- [INPUT MATERIAL]:
---*---

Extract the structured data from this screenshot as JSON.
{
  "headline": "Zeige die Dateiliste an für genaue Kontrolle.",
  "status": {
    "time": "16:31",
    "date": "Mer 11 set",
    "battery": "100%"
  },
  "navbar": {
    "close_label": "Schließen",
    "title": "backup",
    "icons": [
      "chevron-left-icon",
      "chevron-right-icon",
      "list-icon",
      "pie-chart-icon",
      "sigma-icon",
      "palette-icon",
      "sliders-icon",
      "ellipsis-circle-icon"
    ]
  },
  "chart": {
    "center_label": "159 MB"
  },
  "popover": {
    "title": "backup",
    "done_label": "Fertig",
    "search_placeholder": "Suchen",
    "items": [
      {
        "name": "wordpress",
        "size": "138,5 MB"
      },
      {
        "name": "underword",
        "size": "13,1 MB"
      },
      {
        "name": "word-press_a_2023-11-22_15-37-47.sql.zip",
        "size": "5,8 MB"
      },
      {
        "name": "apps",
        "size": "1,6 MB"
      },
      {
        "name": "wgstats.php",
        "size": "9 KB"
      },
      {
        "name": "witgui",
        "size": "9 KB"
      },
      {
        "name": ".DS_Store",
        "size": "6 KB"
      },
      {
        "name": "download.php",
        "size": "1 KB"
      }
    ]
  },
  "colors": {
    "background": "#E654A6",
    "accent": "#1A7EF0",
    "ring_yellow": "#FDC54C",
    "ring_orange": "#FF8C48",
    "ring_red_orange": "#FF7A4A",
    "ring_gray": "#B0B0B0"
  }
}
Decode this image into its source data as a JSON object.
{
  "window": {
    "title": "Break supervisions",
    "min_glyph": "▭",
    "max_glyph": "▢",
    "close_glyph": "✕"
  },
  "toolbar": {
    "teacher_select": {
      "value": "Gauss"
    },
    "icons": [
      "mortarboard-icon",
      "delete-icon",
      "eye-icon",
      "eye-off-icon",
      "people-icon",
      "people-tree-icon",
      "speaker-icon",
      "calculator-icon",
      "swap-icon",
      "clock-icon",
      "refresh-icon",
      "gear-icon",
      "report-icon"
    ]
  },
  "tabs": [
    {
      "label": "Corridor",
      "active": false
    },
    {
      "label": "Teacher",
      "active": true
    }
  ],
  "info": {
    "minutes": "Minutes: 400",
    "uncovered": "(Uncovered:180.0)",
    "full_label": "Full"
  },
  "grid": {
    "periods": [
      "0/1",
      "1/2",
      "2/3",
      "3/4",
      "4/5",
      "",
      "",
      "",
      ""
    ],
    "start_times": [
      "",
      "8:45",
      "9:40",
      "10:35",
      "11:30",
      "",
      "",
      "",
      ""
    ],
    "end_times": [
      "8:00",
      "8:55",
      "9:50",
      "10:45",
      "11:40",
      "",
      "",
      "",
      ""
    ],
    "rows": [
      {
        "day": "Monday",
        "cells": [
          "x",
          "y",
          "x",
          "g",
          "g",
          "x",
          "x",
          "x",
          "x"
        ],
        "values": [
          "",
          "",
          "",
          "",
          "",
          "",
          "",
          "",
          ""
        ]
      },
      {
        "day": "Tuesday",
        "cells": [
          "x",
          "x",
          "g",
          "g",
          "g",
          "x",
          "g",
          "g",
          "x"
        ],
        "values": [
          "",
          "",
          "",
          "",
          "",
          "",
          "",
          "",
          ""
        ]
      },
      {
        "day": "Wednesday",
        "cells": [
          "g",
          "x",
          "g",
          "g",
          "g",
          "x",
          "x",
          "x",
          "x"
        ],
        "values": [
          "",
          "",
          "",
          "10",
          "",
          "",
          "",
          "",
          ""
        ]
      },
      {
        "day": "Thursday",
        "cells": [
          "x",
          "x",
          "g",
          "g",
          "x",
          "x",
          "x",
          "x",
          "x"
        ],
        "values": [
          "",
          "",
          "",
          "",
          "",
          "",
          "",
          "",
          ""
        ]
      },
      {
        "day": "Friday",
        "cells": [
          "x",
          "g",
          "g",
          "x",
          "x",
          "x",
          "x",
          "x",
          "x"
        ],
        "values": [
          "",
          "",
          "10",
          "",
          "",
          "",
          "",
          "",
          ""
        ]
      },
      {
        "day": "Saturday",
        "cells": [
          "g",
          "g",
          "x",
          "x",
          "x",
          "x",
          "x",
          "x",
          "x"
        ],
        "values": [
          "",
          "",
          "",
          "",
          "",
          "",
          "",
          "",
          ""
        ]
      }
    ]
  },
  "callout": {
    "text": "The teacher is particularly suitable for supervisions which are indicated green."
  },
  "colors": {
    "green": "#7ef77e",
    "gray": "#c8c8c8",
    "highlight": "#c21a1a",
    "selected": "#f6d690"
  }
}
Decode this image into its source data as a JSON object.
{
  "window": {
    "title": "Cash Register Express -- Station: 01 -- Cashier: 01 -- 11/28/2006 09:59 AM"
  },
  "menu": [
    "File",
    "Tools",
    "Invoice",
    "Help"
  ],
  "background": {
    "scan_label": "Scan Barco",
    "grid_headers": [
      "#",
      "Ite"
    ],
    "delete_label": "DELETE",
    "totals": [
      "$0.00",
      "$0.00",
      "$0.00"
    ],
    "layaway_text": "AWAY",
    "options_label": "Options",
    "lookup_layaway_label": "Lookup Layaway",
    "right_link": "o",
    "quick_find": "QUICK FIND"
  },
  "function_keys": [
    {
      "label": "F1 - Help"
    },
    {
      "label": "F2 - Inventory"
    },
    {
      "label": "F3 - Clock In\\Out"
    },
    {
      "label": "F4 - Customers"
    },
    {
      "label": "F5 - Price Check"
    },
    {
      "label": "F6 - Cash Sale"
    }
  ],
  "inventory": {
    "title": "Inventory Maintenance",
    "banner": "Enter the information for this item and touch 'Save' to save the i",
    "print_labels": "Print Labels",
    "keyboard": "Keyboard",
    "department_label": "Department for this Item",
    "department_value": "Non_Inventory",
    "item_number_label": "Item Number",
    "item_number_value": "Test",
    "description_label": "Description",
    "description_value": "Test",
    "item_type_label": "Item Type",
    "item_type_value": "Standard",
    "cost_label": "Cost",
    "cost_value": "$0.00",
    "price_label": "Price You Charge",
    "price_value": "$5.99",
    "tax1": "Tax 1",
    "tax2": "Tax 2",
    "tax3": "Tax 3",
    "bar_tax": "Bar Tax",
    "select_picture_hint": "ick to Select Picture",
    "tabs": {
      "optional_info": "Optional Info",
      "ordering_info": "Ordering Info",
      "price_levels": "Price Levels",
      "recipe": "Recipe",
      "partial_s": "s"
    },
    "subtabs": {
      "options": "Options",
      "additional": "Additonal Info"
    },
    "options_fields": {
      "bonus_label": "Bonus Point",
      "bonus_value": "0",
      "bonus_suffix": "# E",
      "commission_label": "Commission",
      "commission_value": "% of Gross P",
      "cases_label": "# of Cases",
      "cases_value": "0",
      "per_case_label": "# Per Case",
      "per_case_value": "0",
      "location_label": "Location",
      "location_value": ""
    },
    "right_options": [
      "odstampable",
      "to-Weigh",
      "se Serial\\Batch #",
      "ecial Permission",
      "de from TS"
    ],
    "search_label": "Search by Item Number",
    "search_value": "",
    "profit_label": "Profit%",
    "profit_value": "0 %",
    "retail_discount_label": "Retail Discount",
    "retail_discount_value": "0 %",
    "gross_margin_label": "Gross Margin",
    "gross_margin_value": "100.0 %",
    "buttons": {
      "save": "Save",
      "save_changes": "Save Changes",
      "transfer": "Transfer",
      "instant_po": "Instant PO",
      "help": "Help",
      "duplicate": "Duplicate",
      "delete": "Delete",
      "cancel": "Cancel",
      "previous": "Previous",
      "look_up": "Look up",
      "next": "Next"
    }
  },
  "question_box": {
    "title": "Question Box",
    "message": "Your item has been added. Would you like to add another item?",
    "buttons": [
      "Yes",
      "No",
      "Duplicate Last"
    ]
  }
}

---*---

- [STATED TASK]: Find all lines holding the string "this" and copy them.

- [REPLY]:
Extract the structured data from this screenshot as JSON.
Decode this image into its source data as a JSON object.
Decode this image into its source data as a JSON object.
    "banner": "Enter the information for this item and touch 'Save' to save the i",
    "department_label": "Department for this Item",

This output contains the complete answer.